:: Supplied entries ::
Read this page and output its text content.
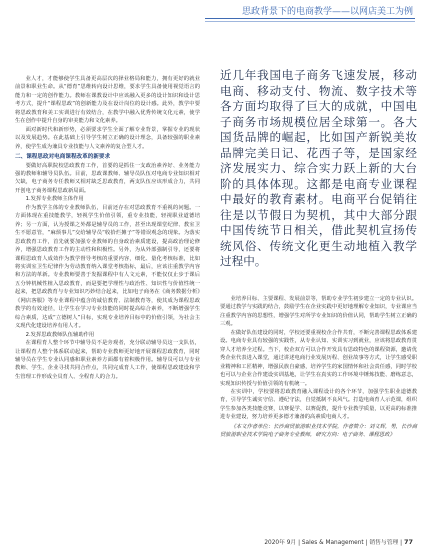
思政背景下的电商教学——以网店美工为例

业人才，才能够使学生具备更高层次的择业格局和能力，拥有更好的就业前景和职业生命。从“德育”思维转向设计思维，要求学生具备使用视觉语言的能力和一定的创作能力。教师在课教设计中应该融入更多的设计知识和设计思考方式，提升“课程思政”的创新能力及在设计岗位的设计感。此外，教学中要将思政教育和美工实训进行有效结合，在教学中融入优秀传统文化元素，使学生在创作中提升自身的审美能力和文化素养。

面对新时代和新形势，必须要求学生全面了解专业背景，掌握专业的现状以及发展趋势。在此基础上引导学生树立正确的设计理念，具备较强的职业素养，使学生成为兼具专业技能与人文素养的复合型人才。

二、课程思政对电商课程改革的新要求

要做好高职院校思政教育工作，首要的是抓住一支政治素养好、业务能力强的教师和辅导员队伍。目前，思政课教师、辅导员队伍对电商专业知识相对欠缺，电子商务专任教师又相对缺乏思政教育，两支队伍应该形成合力，共同开创电子商务课程思政新局面。

1.发挥专业教师主体作用

作为教学主体的专业教师队伍，目前还存在对思政教育不重视的问题。一方面体现在重技能教学，轻视学生价值引领，重专业技能，轻视职业道德培养；另一方面，认为授课之外都是辅导员的工作，甚至出现课堂纪律、教室卫生不愿意管，“麻烦事儿”交给辅导员“收拾烂摊子”等错误观念的现象。为落实思政教育工作，首先就要加强专业教师的自身政治素质建设，提高政治理论修养，增强思政教育工作的主动性和积极性。另外，为从外部强制引导，还要将课程思政育人成效作为教学督导考核的重要内容，细化、量化考核标准，比如将实训室卫生纪律作为劳动教育纳入课堂考核指标，最后，应该注重教学内容和方法的革新。专业教师要善于发掘课程中有人文元素，不能仅仅止步于课后五分钟机械性植入思政教育，而是要把学理性与政治性、知识性与价值性统一起来，把思政教育与专业知识巧妙结合起来，比如电子商务在《商务数据分析》《网店客服》等专业课程中蕴含的诚信教育、法制教育等，使其成为课程思政教学的有效途径，让学生在学习专业技能的同时提高综合素养，不断增强学生综合素质，达成“立德树人”目标，实现专业培养目标中的价值引领，为社会主义现代化建设培养有用人才。

2.发挥思政教师队伍辅助作用

在课程育人整个环节中辅导员不是旁观者，充分联动辅导员这一支队伍，让课程育人整个体系联动起来，帮助专业教师更好地开展课程思政教育，同时辅导员在学生专业认同感和职业素养方面都有着积极作用。辅导员可以与专业教师、学生，企业寻找共同合作点，共同完成育人工作，使课程思政建设和学生管理工作形成全员育人、全程育人的合力。

近几年我国电子商务飞速发展，移动电商、移动支付、物流、数字技术等各方面均取得了巨大的成就，中国电子商务市场规模位居全球第一。各大国货品牌的崛起，比如国产新锐美妆品牌完美日记、花西子等，是国家经济发展实力、综合实力跃上新的大台阶的具体体现。这都是电商专业课程中最好的教育素材。电商平台促销往往是以节假日为契机，其中大部分跟中国传统节日相关，借此契机宣扬传统风俗、传统文化更生动地植入教学过程中。

业培养目标、主要课程、发展前景等，帮助专业学生初步建立一定的专业认识。要通过教学与实践的结合，鼓励学生在企业实践中更好地理解专业知识，专业课应当注重教学内容的思想性，增强学生对所学专业知识的价值认同，帮助学生树立正确的三观。

在做好队伍建设的同时，学校还要重视校企合作共育，不断完善课程思政体系建设。电商专业具有较强的实践性，从专业认知、实训实习到就业，应该将思政教育贯穿人才培养全过程。当下，校企双方可以合作开发具有思政特色的课程资源，邀请优秀企业代表进入课堂，通过讲述电商行业发展历程、创业故事等方式，让学生感受职业精神和工匠精神，增强民族自豪感，培养学生的家国情怀和社会责任感，同时学校也可以与企业合作建设实训基地，让学生在真实的工作环境中锤炼技能、磨练意志，实现知识传授与价值引领的有机统一。

在实训中，学校要将思政教育融入课程设计的各个环节，加强学生职业道德教育，引导学生诚实守信、遵纪守法，自觉抵制不良风气。打造电商育人示范课，组织学生参加各类技能竞赛，以赛促学、以赛促教，提升专业教学质量，以更高的标准推进专业建设，努力培养更多德才兼备的高素质电商人才。

《本文作者单位：长沙商贸旅游职业技术学院，作者简介：刘文辉，男，长沙商贸旅游职业技术学院电子商务专业教师，研究方向：电子商务、课程思政》

2020年 9月 | Sales & Management | 销售与管理 | 77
:::
Brief: Without the pictures, extract every entry verbatim.

The completed task:
Read this page and output its text content.
思政背景下的电商教学——以网店美工为例

业人才，才能够使学生具备更高层次的择业格局和能力，拥有更好的就业前景和职业生命。从“德育”思维转向设计思维，要求学生具备使用视觉语言的能力和一定的创作能力。教师在课教设计中应该融入更多的设计知识和设计思考方式，提升“课程思政”的创新能力及在设计岗位的设计感。此外，教学中要将思政教育和美工实训进行有效结合，在教学中融入优秀传统文化元素，使学生在创作中提升自身的审美能力和文化素养。

面对新时代和新形势，必须要求学生全面了解专业背景，掌握专业的现状以及发展趋势。在此基础上引导学生树立正确的设计理念，具备较强的职业素养，使学生成为兼具专业技能与人文素养的复合型人才。

二、课程思政对电商课程改革的新要求

要做好高职院校思政教育工作，首要的是抓住一支政治素养好、业务能力强的教师和辅导员队伍。目前，思政课教师、辅导员队伍对电商专业知识相对欠缺，电子商务专任教师又相对缺乏思政教育，两支队伍应该形成合力，共同开创电子商务课程思政新局面。

1.发挥专业教师主体作用

作为教学主体的专业教师队伍，目前还存在对思政教育不重视的问题。一方面体现在重技能教学，轻视学生价值引领，重专业技能，轻视职业道德培养；另一方面，认为授课之外都是辅导员的工作，甚至出现课堂纪律、教室卫生不愿意管，“麻烦事儿”交给辅导员“收拾烂摊子”等错误观念的现象。为落实思政教育工作，首先就要加强专业教师的自身政治素质建设，提高政治理论修养，增强思政教育工作的主动性和积极性。另外，为从外部强制引导，还要将课程思政育人成效作为教学督导考核的重要内容，细化、量化考核标准，比如将实训室卫生纪律作为劳动教育纳入课堂考核指标，最后，应该注重教学内容和方法的革新。专业教师要善于发掘课程中有人文元素，不能仅仅止步于课后五分钟机械性植入思政教育，而是要把学理性与政治性、知识性与价值性统一起来，把思政教育与专业知识巧妙结合起来，比如电子商务在《商务数据分析》《网店客服》等专业课程中蕴含的诚信教育、法制教育等，使其成为课程思政教学的有效途径，让学生在学习专业技能的同时提高综合素养，不断增强学生综合素质，达成“立德树人”目标，实现专业培养目标中的价值引领，为社会主义现代化建设培养有用人才。

2.发挥思政教师队伍辅助作用

在课程育人整个环节中辅导员不是旁观者，充分联动辅导员这一支队伍，让课程育人整个体系联动起来，帮助专业教师更好地开展课程思政教育，同时辅导员在学生专业认同感和职业素养方面都有着积极作用。辅导员可以与专业教师、学生，企业寻找共同合作点，共同完成育人工作，使课程思政建设和学生管理工作形成全员育人、全程育人的合力。

近几年我国电子商务飞速发展，移动电商、移动支付、物流、数字技术等各方面均取得了巨大的成就，中国电子商务市场规模位居全球第一。各大国货品牌的崛起，比如国产新锐美妆品牌完美日记、花西子等，是国家经济发展实力、综合实力跃上新的大台阶的具体体现。这都是电商专业课程中最好的教育素材。电商平台促销往往是以节假日为契机，其中大部分跟中国传统节日相关，借此契机宣扬传统风俗、传统文化更生动地植入教学过程中。

业培养目标、主要课程、发展前景等，帮助专业学生初步建立一定的专业认识。要通过教学与实践的结合，鼓励学生在企业实践中更好地理解专业知识，专业课应当注重教学内容的思想性，增强学生对所学专业知识的价值认同，帮助学生树立正确的三观。

在做好队伍建设的同时，学校还要重视校企合作共育，不断完善课程思政体系建设。电商专业具有较强的实践性，从专业认知、实训实习到就业，应该将思政教育贯穿人才培养全过程。当下，校企双方可以合作开发具有思政特色的课程资源，邀请优秀企业代表进入课堂，通过讲述电商行业发展历程、创业故事等方式，让学生感受职业精神和工匠精神，增强民族自豪感，培养学生的家国情怀和社会责任感，同时学校也可以与企业合作建设实训基地，让学生在真实的工作环境中锤炼技能、磨练意志，实现知识传授与价值引领的有机统一。

在实训中，学校要将思政教育融入课程设计的各个环节，加强学生职业道德教育，引导学生诚实守信、遵纪守法，自觉抵制不良风气。打造电商育人示范课，组织学生参加各类技能竞赛，以赛促学、以赛促教，提升专业教学质量，以更高的标准推进专业建设，努力培养更多德才兼备的高素质电商人才。

《本文作者单位：长沙商贸旅游职业技术学院，作者简介：刘文辉，男，长沙商贸旅游职业技术学院电子商务专业教师，研究方向：电子商务、课程思政》

2020年 9月 | Sales & Management | 销售与管理 | 77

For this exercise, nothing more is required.